Request:
Pick out the lines in the listing below that contain the word "right" and copy them.

Entries:
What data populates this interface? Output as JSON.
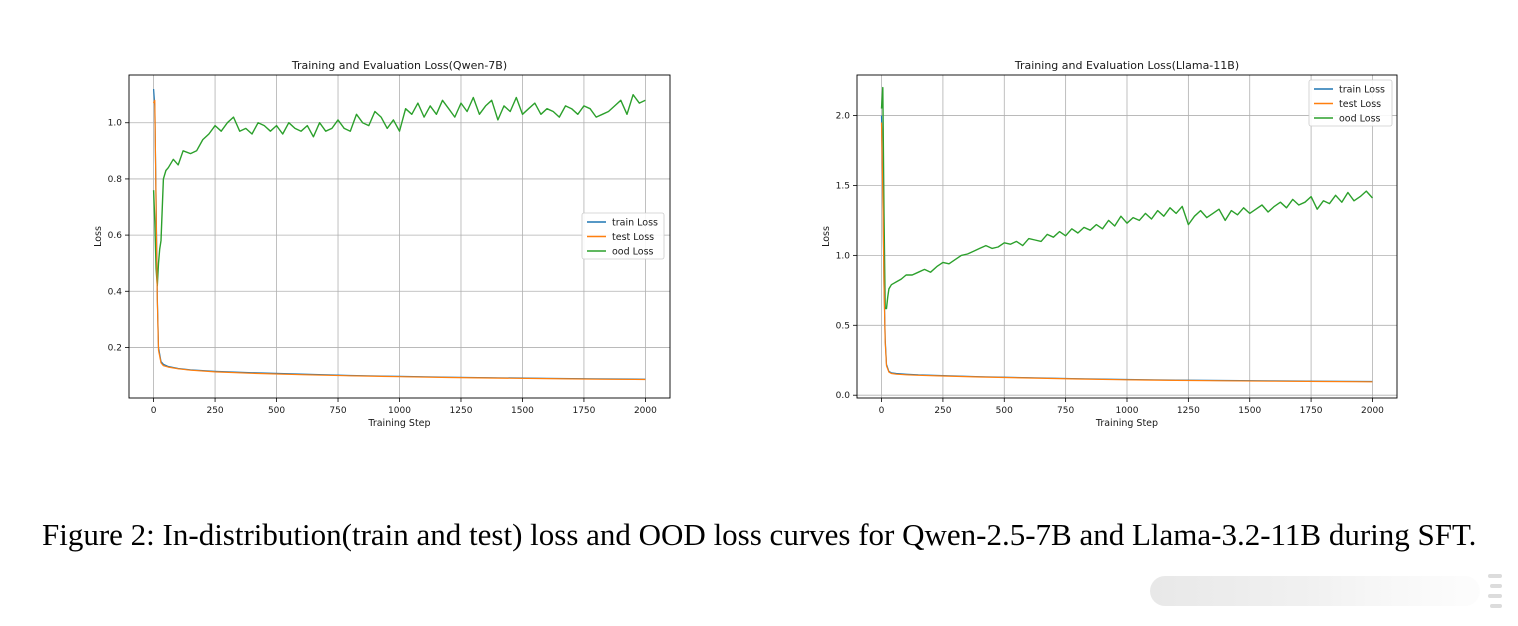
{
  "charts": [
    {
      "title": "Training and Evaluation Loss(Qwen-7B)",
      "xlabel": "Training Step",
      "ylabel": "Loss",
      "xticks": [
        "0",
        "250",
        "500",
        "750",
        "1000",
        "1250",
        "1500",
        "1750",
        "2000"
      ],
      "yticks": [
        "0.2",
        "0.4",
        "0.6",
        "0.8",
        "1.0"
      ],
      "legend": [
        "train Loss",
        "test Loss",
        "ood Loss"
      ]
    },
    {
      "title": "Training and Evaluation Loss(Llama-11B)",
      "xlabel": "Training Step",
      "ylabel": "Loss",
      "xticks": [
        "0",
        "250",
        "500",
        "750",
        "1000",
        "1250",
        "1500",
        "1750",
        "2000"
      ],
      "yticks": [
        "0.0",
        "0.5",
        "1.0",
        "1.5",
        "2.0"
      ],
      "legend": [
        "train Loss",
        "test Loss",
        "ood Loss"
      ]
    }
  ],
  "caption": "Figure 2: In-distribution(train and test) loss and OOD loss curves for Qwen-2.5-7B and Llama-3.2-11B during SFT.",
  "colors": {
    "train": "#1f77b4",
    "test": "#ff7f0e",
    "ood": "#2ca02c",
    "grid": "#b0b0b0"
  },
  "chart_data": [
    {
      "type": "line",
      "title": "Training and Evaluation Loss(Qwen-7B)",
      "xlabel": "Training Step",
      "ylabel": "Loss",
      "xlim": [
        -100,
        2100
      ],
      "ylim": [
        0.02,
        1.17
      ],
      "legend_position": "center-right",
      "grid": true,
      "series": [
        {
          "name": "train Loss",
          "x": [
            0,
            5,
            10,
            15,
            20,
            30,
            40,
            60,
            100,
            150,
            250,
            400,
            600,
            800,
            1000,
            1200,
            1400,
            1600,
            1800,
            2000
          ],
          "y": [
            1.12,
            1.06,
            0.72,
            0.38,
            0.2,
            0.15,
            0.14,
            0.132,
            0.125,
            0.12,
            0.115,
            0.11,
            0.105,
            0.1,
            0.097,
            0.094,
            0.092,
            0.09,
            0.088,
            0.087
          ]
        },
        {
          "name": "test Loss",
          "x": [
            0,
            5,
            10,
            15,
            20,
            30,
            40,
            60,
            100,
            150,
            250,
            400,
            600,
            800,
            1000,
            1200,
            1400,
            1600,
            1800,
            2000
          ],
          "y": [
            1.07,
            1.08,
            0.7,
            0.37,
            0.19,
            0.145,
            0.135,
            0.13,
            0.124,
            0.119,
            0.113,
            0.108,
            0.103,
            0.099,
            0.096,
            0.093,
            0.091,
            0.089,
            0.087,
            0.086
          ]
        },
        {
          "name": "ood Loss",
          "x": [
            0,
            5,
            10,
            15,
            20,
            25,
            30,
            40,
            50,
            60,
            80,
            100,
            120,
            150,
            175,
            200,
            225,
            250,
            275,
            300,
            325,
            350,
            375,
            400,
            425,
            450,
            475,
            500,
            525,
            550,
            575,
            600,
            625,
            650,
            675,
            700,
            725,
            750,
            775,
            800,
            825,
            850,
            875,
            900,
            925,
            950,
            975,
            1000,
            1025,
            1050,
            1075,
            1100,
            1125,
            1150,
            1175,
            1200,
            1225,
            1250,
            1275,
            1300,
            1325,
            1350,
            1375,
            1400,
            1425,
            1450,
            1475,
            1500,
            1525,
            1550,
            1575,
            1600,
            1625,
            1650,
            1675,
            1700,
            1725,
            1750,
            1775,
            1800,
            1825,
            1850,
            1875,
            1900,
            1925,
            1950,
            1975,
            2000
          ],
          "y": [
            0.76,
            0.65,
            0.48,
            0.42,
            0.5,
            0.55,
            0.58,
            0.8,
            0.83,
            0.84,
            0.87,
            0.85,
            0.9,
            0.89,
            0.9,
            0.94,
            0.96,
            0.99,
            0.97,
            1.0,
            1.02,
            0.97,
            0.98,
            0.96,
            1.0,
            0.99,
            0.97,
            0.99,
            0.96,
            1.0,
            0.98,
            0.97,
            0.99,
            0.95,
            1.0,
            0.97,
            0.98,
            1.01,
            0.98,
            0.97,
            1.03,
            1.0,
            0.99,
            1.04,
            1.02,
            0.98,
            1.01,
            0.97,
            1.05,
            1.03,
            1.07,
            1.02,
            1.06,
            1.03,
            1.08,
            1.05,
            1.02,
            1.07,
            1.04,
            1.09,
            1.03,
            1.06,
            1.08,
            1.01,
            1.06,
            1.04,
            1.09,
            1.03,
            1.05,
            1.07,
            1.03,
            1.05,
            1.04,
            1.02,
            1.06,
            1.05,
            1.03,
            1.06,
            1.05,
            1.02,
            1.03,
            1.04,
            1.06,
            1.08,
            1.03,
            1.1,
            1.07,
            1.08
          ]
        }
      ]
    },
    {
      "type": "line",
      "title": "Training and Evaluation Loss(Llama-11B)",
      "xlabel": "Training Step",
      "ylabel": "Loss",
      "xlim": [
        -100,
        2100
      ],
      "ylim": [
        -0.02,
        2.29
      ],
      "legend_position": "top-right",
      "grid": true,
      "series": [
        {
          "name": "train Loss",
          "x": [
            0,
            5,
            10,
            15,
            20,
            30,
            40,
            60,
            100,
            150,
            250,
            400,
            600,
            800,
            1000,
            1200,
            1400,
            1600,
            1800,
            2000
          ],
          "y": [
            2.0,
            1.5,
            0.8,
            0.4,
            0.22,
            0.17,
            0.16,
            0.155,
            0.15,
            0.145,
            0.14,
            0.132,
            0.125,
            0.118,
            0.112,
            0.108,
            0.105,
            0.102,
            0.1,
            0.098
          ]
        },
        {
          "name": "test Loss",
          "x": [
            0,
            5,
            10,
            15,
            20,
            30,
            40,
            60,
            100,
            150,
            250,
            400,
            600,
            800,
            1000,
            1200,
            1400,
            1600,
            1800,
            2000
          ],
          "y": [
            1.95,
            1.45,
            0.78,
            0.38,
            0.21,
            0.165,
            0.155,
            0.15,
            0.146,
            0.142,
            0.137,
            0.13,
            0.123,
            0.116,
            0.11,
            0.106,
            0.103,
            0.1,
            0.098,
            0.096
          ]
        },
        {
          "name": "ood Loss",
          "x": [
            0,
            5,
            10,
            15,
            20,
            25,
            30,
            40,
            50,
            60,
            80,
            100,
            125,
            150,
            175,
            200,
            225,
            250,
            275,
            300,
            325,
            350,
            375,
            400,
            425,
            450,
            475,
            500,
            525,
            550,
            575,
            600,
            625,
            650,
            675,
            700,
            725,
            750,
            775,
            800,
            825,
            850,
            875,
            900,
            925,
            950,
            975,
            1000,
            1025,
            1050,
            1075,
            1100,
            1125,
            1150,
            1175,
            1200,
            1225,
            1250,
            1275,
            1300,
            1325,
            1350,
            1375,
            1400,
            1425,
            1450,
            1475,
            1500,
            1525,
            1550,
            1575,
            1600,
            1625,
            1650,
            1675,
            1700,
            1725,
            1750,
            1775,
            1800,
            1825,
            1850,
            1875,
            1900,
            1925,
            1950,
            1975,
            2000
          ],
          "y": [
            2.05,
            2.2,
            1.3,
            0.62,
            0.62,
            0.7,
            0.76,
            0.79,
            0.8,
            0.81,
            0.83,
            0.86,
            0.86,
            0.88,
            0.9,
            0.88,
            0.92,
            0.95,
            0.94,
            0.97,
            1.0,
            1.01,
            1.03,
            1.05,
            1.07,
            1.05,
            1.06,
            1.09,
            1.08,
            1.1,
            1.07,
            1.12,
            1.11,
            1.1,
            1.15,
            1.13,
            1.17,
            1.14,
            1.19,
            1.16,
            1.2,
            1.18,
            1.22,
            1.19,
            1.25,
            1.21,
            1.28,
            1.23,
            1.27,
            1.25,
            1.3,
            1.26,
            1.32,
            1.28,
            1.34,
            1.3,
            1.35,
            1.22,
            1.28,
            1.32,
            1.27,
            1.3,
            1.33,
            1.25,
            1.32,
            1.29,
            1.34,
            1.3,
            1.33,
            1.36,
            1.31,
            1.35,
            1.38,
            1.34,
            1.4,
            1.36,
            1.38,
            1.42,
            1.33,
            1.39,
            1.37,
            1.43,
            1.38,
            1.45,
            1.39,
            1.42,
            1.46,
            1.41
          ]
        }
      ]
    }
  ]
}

Result of this task:
      "legend_position": "center-right",
      "legend_position": "top-right",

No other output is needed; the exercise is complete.